TASK INSTRUCTIONS: Show only lines that include "DU실용영어".

DATA FOR PROCESSING:
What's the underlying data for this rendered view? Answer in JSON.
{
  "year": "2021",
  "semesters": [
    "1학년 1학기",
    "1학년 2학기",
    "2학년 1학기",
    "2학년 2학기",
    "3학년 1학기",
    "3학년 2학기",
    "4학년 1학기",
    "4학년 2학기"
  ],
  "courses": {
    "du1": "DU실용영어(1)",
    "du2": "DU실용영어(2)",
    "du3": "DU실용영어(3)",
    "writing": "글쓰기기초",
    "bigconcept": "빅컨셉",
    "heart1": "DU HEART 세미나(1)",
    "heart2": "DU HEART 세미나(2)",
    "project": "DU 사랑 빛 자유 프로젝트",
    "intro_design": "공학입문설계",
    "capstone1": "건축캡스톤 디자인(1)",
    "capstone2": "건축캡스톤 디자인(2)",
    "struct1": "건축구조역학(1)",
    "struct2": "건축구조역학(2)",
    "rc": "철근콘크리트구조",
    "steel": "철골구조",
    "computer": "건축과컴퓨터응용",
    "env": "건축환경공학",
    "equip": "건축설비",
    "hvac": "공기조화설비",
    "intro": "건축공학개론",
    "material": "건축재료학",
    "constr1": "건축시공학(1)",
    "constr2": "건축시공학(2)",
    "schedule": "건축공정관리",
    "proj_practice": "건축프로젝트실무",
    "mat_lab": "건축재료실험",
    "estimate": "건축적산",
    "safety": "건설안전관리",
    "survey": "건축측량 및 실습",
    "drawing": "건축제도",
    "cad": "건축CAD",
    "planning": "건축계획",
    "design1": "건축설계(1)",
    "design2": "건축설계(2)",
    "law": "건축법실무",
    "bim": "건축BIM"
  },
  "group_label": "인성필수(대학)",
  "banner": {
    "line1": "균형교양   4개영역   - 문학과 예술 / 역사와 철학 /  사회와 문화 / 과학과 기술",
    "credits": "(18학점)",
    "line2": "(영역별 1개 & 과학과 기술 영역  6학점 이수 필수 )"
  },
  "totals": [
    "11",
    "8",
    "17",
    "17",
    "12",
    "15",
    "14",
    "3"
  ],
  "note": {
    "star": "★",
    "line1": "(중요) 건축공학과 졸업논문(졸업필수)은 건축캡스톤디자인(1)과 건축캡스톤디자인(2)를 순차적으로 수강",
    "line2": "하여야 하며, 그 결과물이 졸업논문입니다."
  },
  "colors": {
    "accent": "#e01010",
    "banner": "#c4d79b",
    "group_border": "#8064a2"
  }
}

THE OUTPUT:
    "du1": "DU실용영어(1)",
    "du2": "DU실용영어(2)",
    "du3": "DU실용영어(3)",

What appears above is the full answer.